__Information supplied__.
..............................

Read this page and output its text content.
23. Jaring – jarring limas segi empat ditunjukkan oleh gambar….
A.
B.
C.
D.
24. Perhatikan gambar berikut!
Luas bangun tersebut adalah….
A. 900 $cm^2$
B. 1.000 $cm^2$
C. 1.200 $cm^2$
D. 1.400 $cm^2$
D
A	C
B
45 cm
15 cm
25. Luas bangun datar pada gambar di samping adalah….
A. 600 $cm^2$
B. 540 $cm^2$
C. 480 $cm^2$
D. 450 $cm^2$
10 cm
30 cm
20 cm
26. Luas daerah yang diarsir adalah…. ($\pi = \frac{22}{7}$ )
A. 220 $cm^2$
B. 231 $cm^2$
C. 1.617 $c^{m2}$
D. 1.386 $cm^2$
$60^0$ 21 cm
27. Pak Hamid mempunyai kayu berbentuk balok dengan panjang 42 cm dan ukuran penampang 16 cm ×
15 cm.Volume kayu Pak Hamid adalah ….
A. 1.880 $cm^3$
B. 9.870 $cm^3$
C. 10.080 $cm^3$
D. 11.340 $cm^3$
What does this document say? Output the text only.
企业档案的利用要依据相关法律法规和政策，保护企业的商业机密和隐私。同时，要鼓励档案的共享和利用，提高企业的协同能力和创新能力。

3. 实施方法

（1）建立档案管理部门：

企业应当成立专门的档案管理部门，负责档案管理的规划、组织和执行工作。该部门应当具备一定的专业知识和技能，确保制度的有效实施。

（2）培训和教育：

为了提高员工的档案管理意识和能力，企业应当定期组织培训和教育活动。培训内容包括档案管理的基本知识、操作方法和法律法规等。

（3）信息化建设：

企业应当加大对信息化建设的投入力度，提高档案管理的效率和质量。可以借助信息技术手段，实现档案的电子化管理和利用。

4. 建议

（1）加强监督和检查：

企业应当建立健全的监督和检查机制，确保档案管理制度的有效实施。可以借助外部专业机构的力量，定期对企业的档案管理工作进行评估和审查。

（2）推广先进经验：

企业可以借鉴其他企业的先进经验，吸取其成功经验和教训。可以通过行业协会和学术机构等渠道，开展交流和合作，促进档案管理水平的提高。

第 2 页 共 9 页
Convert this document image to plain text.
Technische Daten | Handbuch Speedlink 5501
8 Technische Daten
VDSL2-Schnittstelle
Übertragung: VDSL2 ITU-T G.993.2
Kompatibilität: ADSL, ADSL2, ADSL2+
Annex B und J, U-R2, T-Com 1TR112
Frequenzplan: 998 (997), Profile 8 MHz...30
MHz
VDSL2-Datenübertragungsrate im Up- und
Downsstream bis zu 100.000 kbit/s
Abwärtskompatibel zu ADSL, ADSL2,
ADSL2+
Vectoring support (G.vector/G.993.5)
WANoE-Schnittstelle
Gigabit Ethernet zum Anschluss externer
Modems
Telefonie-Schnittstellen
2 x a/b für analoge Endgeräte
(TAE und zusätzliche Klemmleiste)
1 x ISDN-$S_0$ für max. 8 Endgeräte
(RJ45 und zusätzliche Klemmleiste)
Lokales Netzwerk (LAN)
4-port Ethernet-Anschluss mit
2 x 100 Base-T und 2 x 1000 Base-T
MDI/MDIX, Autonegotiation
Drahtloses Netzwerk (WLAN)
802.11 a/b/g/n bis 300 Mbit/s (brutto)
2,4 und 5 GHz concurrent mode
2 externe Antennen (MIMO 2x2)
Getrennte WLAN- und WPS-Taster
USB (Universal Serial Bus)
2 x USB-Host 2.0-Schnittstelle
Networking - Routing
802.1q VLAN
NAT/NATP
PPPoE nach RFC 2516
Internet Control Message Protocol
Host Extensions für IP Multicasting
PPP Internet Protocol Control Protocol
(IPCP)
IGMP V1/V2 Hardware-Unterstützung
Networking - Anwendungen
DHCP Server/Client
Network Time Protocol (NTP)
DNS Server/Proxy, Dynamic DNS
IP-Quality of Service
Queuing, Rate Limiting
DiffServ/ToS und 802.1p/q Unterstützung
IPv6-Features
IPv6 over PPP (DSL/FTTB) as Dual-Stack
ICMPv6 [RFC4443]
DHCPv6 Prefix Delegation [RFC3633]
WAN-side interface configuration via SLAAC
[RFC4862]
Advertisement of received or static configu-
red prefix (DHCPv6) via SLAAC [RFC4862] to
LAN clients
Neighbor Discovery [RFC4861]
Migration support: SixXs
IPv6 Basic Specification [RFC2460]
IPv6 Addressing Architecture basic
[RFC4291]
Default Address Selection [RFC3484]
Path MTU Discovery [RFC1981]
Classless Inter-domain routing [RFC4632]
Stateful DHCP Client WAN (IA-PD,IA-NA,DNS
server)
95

..............................

__Goal of the exercise__.
Reproduce all data above, unchanged.

__Written reply__.
Read this page and output its text content.
23. Jaring – jarring limas segi empat ditunjukkan oleh gambar….
A.
B.
C.
D.
24. Perhatikan gambar berikut!
Luas bangun tersebut adalah….
A. 900 $cm^2$
B. 1.000 $cm^2$
C. 1.200 $cm^2$
D. 1.400 $cm^2$
D
A	C
B
45 cm
15 cm
25. Luas bangun datar pada gambar di samping adalah….
A. 600 $cm^2$
B. 540 $cm^2$
C. 480 $cm^2$
D. 450 $cm^2$
10 cm
30 cm
20 cm
26. Luas daerah yang diarsir adalah…. ($\pi = \frac{22}{7}$ )
A. 220 $cm^2$
B. 231 $cm^2$
C. 1.617 $c^{m2}$
D. 1.386 $cm^2$
$60^0$ 21 cm
27. Pak Hamid mempunyai kayu berbentuk balok dengan panjang 42 cm dan ukuran penampang 16 cm ×
15 cm.Volume kayu Pak Hamid adalah ….
A. 1.880 $cm^3$
B. 9.870 $cm^3$
C. 10.080 $cm^3$
D. 11.340 $cm^3$
What does this document say? Output the text only.
企业档案的利用要依据相关法律法规和政策，保护企业的商业机密和隐私。同时，要鼓励档案的共享和利用，提高企业的协同能力和创新能力。

3. 实施方法

（1）建立档案管理部门：

企业应当成立专门的档案管理部门，负责档案管理的规划、组织和执行工作。该部门应当具备一定的专业知识和技能，确保制度的有效实施。

（2）培训和教育：

为了提高员工的档案管理意识和能力，企业应当定期组织培训和教育活动。培训内容包括档案管理的基本知识、操作方法和法律法规等。

（3）信息化建设：

企业应当加大对信息化建设的投入力度，提高档案管理的效率和质量。可以借助信息技术手段，实现档案的电子化管理和利用。

4. 建议

（1）加强监督和检查：

企业应当建立健全的监督和检查机制，确保档案管理制度的有效实施。可以借助外部专业机构的力量，定期对企业的档案管理工作进行评估和审查。

（2）推广先进经验：

企业可以借鉴其他企业的先进经验，吸取其成功经验和教训。可以通过行业协会和学术机构等渠道，开展交流和合作，促进档案管理水平的提高。

第 2 页 共 9 页
Convert this document image to plain text.
Technische Daten | Handbuch Speedlink 5501
8 Technische Daten
VDSL2-Schnittstelle
Übertragung: VDSL2 ITU-T G.993.2
Kompatibilität: ADSL, ADSL2, ADSL2+
Annex B und J, U-R2, T-Com 1TR112
Frequenzplan: 998 (997), Profile 8 MHz...30
MHz
VDSL2-Datenübertragungsrate im Up- und
Downsstream bis zu 100.000 kbit/s
Abwärtskompatibel zu ADSL, ADSL2,
ADSL2+
Vectoring support (G.vector/G.993.5)
WANoE-Schnittstelle
Gigabit Ethernet zum Anschluss externer
Modems
Telefonie-Schnittstellen
2 x a/b für analoge Endgeräte
(TAE und zusätzliche Klemmleiste)
1 x ISDN-$S_0$ für max. 8 Endgeräte
(RJ45 und zusätzliche Klemmleiste)
Lokales Netzwerk (LAN)
4-port Ethernet-Anschluss mit
2 x 100 Base-T und 2 x 1000 Base-T
MDI/MDIX, Autonegotiation
Drahtloses Netzwerk (WLAN)
802.11 a/b/g/n bis 300 Mbit/s (brutto)
2,4 und 5 GHz concurrent mode
2 externe Antennen (MIMO 2x2)
Getrennte WLAN- und WPS-Taster
USB (Universal Serial Bus)
2 x USB-Host 2.0-Schnittstelle
Networking - Routing
802.1q VLAN
NAT/NATP
PPPoE nach RFC 2516
Internet Control Message Protocol
Host Extensions für IP Multicasting
PPP Internet Protocol Control Protocol
(IPCP)
IGMP V1/V2 Hardware-Unterstützung
Networking - Anwendungen
DHCP Server/Client
Network Time Protocol (NTP)
DNS Server/Proxy, Dynamic DNS
IP-Quality of Service
Queuing, Rate Limiting
DiffServ/ToS und 802.1p/q Unterstützung
IPv6-Features
IPv6 over PPP (DSL/FTTB) as Dual-Stack
ICMPv6 [RFC4443]
DHCPv6 Prefix Delegation [RFC3633]
WAN-side interface configuration via SLAAC
[RFC4862]
Advertisement of received or static configu-
red prefix (DHCPv6) via SLAAC [RFC4862] to
LAN clients
Neighbor Discovery [RFC4861]
Migration support: SixXs
IPv6 Basic Specification [RFC2460]
IPv6 Addressing Architecture basic
[RFC4291]
Default Address Selection [RFC3484]
Path MTU Discovery [RFC1981]
Classless Inter-domain routing [RFC4632]
Stateful DHCP Client WAN (IA-PD,IA-NA,DNS
server)
95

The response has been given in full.